## AIM
Below are the records; copy each line in them that holds the word "Voltage".

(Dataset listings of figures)
start
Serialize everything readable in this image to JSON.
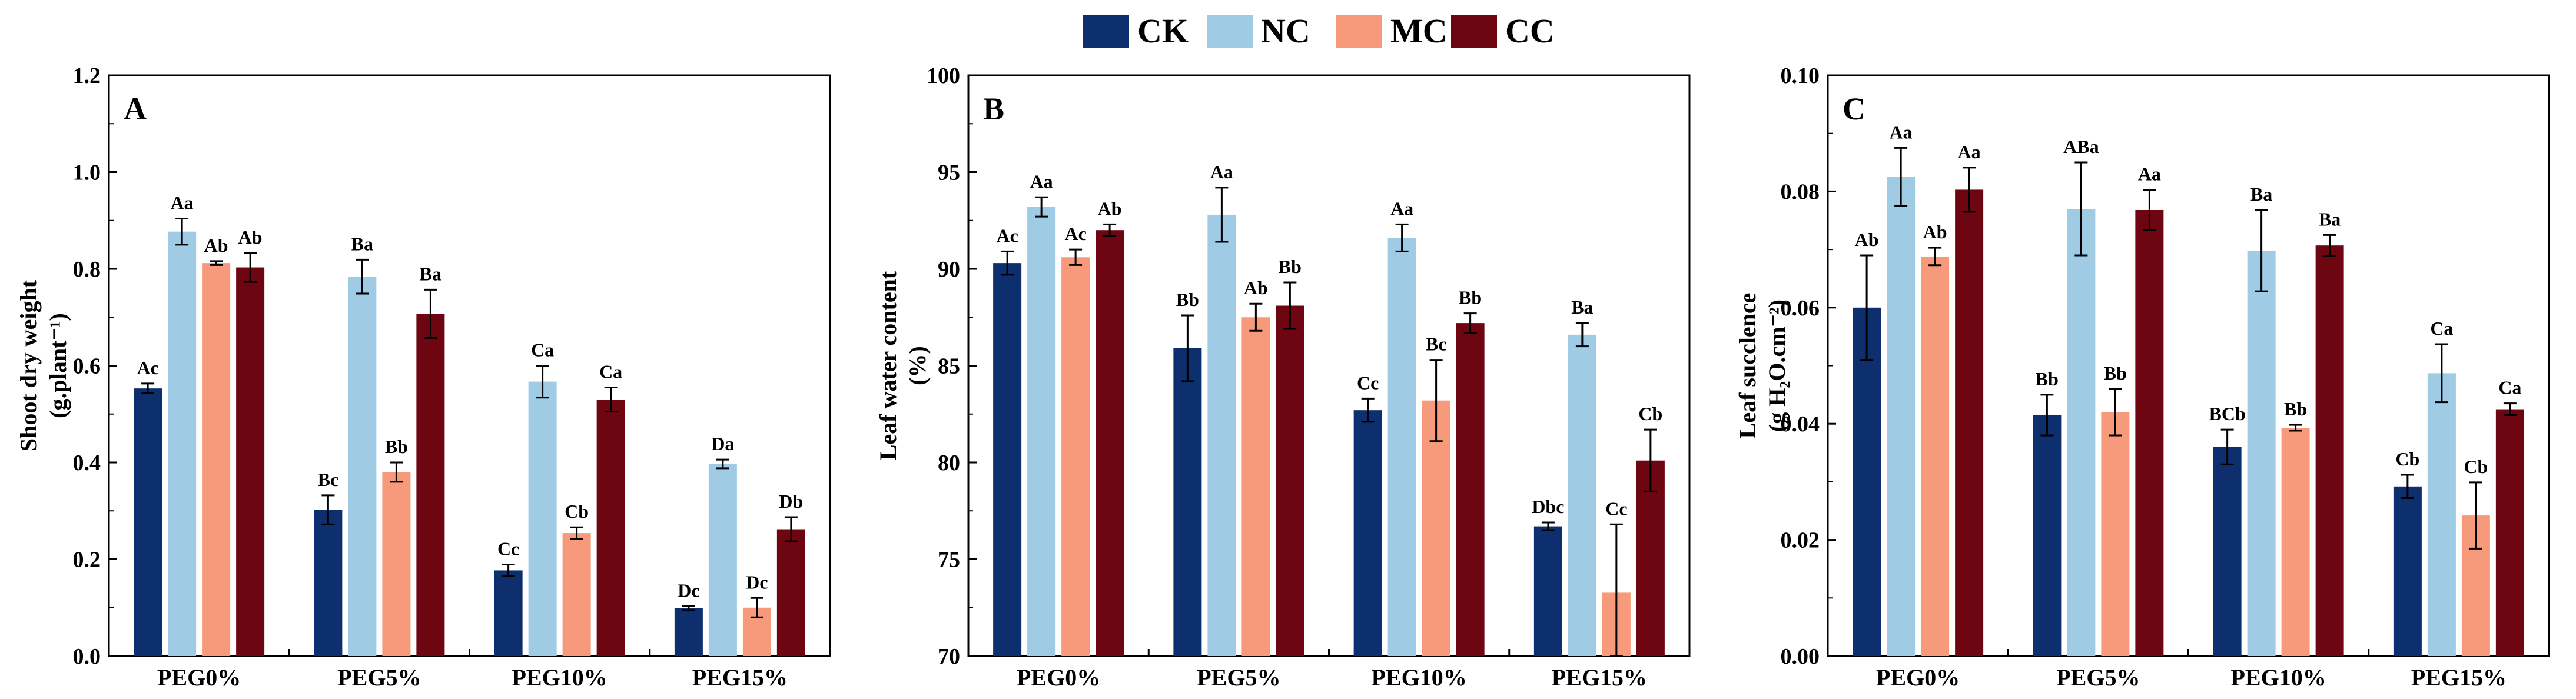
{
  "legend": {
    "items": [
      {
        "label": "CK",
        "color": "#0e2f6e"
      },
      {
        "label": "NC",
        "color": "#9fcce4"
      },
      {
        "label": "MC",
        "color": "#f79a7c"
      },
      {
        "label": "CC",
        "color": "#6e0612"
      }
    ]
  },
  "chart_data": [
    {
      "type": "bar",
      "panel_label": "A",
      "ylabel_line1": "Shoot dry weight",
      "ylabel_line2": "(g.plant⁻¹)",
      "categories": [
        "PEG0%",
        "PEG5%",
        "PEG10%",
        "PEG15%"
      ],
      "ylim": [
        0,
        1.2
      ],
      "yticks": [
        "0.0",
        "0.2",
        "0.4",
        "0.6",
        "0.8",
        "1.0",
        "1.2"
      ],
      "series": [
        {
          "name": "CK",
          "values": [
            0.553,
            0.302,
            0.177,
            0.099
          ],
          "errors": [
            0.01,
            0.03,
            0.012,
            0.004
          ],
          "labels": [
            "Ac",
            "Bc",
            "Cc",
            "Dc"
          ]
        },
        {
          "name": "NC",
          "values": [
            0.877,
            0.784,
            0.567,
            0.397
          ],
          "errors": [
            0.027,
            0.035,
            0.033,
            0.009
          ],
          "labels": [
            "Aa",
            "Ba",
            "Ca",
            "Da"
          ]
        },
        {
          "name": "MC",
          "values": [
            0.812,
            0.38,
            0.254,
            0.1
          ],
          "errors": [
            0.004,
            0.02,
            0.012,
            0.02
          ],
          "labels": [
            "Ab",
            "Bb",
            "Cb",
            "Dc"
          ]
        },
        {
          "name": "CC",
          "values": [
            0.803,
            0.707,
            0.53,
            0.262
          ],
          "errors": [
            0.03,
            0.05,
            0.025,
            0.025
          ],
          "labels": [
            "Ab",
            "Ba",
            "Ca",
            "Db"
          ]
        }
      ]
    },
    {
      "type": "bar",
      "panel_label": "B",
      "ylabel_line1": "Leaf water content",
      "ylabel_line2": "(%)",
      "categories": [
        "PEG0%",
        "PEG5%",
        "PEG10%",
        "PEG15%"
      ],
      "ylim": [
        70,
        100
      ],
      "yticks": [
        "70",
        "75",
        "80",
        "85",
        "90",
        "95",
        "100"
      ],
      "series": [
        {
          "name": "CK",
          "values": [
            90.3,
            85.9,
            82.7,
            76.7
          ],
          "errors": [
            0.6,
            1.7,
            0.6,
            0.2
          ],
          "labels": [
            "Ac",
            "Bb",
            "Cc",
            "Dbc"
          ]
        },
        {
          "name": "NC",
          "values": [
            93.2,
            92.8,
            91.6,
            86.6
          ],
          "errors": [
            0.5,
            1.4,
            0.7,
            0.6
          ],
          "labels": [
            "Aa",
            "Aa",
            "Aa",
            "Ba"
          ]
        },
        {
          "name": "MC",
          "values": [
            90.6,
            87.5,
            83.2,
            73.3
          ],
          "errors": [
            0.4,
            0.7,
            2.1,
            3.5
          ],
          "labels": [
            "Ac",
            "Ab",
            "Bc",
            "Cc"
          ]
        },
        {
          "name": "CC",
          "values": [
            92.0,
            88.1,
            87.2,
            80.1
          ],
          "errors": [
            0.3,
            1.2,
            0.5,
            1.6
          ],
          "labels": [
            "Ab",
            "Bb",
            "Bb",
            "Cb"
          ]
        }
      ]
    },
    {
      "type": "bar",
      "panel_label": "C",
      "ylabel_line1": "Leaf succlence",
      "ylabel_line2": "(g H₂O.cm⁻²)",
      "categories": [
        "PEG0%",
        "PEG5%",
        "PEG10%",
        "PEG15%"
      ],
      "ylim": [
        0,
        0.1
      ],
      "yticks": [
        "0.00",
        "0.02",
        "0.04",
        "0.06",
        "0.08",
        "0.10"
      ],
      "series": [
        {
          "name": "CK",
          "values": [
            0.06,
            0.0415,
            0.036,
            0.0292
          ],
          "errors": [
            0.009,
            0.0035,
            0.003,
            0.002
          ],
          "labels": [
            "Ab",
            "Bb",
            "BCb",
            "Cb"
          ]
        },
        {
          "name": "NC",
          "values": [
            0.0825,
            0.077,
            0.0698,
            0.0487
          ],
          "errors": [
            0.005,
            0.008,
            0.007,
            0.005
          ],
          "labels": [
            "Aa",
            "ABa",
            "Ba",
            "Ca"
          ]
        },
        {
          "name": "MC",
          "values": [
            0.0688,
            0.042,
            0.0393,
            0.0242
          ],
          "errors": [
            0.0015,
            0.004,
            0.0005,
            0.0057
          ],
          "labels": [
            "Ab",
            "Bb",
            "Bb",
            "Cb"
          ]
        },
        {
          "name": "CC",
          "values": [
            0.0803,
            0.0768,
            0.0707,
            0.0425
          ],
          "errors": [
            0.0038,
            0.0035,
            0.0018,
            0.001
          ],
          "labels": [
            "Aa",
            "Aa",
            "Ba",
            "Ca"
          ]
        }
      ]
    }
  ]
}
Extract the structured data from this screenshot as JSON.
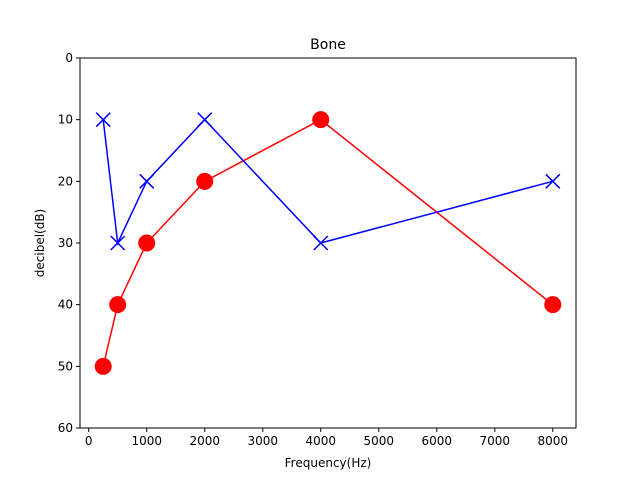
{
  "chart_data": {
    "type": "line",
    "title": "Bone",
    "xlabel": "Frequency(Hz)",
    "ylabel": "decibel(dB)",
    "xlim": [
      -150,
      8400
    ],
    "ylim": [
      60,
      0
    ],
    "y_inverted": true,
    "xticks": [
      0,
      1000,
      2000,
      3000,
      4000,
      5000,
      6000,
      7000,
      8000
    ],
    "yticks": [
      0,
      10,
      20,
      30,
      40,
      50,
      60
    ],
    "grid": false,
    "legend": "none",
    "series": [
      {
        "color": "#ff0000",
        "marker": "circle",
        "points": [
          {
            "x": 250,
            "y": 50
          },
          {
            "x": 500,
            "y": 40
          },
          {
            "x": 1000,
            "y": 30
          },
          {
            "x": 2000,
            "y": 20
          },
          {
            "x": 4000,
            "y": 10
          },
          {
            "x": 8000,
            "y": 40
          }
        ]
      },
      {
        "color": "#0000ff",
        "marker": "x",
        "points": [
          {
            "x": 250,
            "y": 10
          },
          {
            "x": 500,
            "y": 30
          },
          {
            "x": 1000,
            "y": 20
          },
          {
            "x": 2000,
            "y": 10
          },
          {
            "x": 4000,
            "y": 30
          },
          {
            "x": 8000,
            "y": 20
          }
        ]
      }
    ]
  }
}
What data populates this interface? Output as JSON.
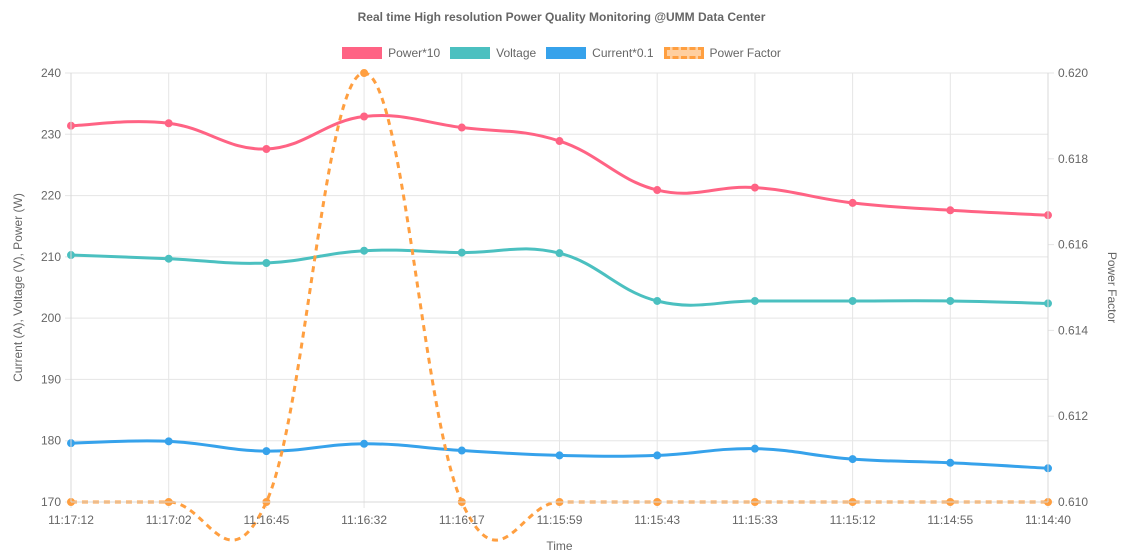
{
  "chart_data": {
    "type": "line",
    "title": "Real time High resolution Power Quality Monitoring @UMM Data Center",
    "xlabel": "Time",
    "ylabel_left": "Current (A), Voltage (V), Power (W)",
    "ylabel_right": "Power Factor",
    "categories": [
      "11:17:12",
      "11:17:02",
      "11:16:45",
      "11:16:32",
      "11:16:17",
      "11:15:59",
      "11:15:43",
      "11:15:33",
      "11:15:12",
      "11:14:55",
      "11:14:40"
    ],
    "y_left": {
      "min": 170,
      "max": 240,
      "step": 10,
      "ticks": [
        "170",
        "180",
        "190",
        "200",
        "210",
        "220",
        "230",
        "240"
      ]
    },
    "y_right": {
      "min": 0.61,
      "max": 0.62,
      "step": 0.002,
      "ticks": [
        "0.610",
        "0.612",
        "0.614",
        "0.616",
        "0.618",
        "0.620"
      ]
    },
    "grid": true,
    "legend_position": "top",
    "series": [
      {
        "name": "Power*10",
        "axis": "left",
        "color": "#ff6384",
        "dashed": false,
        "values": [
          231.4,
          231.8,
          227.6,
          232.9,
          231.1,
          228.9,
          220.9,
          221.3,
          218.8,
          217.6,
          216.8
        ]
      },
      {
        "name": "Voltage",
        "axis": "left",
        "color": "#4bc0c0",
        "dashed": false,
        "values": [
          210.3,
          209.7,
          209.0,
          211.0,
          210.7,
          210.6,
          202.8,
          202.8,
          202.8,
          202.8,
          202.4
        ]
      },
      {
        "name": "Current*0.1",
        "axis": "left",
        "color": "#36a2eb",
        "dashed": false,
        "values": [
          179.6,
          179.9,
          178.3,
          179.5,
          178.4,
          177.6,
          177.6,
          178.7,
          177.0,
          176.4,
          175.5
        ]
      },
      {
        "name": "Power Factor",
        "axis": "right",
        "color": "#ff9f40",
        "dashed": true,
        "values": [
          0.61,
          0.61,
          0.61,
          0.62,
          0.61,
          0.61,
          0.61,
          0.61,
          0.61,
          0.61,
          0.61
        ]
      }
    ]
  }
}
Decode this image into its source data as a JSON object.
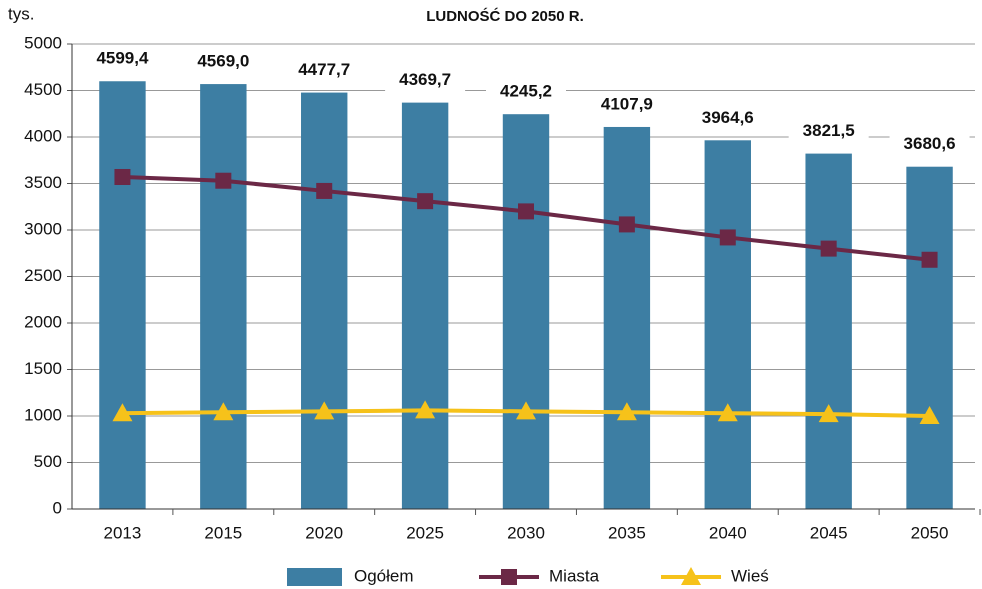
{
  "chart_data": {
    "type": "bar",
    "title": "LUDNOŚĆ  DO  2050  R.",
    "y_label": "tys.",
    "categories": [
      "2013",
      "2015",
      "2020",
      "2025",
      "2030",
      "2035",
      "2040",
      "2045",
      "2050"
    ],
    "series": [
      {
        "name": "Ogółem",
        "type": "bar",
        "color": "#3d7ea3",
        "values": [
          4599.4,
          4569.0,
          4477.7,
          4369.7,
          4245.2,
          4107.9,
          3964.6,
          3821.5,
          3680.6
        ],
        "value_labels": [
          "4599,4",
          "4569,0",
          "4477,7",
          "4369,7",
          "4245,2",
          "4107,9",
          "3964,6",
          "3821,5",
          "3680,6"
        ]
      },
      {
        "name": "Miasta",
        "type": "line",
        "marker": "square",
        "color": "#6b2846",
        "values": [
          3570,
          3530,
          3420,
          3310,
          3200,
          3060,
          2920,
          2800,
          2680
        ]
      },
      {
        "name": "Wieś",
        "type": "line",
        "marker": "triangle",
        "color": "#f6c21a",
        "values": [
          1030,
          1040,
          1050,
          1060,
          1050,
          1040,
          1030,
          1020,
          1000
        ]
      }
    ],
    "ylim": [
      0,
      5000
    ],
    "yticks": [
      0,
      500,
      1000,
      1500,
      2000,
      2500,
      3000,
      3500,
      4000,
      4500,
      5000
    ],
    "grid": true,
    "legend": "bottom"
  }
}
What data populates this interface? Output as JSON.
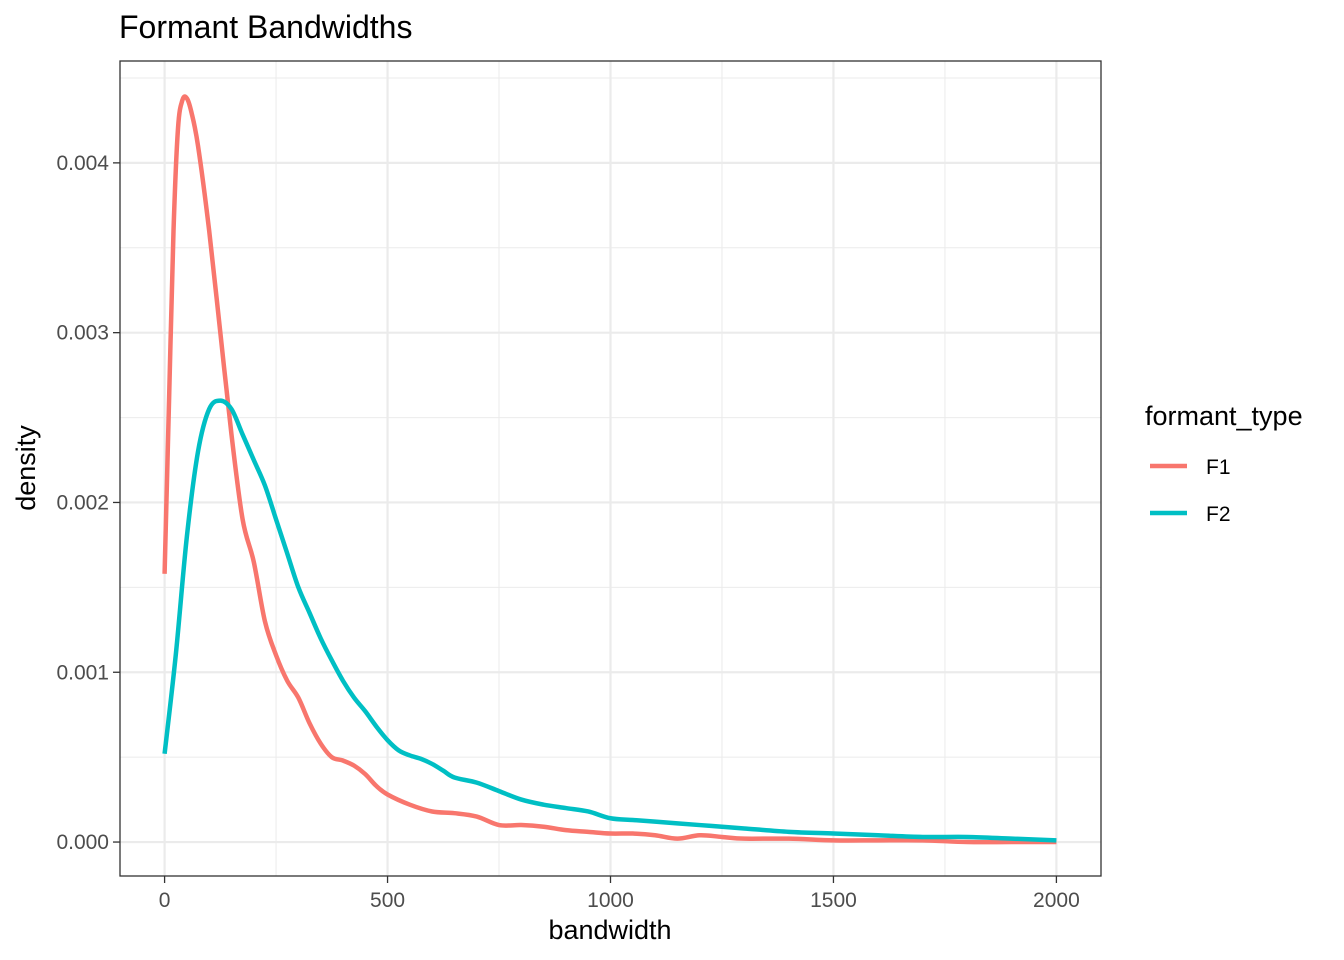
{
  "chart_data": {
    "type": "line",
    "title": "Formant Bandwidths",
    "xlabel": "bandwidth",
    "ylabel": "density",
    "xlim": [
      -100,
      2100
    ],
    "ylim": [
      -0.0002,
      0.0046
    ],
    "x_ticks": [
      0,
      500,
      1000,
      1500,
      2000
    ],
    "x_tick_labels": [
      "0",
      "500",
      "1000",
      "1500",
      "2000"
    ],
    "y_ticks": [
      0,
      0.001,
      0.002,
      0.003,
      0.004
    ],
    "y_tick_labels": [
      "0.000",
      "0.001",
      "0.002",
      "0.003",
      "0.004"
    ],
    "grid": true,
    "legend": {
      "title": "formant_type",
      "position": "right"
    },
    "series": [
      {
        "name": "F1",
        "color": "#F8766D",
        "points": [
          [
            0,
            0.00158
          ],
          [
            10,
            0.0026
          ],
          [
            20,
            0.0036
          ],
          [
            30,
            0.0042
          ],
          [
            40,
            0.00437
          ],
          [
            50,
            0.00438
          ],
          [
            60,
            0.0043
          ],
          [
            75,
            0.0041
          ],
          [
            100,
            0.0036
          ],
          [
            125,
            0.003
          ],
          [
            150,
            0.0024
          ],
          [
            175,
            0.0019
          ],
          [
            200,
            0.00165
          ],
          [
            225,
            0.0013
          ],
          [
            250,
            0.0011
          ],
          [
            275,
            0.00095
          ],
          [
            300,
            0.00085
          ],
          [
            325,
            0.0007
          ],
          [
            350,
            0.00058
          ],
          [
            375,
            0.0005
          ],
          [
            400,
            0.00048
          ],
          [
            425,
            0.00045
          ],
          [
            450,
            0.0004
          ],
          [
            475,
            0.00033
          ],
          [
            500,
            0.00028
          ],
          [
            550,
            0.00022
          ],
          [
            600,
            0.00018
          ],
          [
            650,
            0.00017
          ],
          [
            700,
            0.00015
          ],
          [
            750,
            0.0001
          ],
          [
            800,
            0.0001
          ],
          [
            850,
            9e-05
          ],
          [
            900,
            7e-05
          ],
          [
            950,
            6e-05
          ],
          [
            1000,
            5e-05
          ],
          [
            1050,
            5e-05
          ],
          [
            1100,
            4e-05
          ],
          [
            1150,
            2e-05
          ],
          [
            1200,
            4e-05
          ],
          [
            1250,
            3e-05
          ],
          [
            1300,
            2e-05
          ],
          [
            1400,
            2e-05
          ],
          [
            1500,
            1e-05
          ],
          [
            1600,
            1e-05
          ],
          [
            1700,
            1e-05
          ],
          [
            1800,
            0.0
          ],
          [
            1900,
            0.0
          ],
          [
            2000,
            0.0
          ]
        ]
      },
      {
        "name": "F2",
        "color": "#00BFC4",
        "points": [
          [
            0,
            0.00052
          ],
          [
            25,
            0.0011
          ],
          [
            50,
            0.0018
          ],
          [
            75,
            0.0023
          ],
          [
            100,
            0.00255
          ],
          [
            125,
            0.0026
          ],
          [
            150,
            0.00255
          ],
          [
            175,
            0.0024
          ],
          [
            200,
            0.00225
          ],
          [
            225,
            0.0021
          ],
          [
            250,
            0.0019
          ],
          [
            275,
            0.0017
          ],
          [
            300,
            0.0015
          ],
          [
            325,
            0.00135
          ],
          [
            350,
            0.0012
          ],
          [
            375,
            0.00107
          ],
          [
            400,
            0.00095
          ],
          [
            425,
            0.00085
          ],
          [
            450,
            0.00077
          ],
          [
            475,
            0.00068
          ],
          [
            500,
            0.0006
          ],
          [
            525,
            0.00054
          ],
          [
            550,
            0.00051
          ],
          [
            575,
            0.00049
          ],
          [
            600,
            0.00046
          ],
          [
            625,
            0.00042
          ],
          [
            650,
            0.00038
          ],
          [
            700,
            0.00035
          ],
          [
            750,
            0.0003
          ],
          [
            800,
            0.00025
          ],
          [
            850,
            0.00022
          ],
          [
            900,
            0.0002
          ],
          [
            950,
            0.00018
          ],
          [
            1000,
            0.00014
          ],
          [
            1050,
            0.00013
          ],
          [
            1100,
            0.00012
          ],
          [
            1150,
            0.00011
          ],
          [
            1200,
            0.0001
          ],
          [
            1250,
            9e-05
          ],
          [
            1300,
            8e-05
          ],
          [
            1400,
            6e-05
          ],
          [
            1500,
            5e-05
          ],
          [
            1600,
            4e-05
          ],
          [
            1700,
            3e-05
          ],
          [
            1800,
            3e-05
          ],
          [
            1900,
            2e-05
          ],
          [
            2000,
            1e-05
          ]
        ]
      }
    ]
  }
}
end
## COMPLETE ANSWER
    "ylabel_left": "Current (A), Voltage (V), Power (W)",
        "name": "Voltage",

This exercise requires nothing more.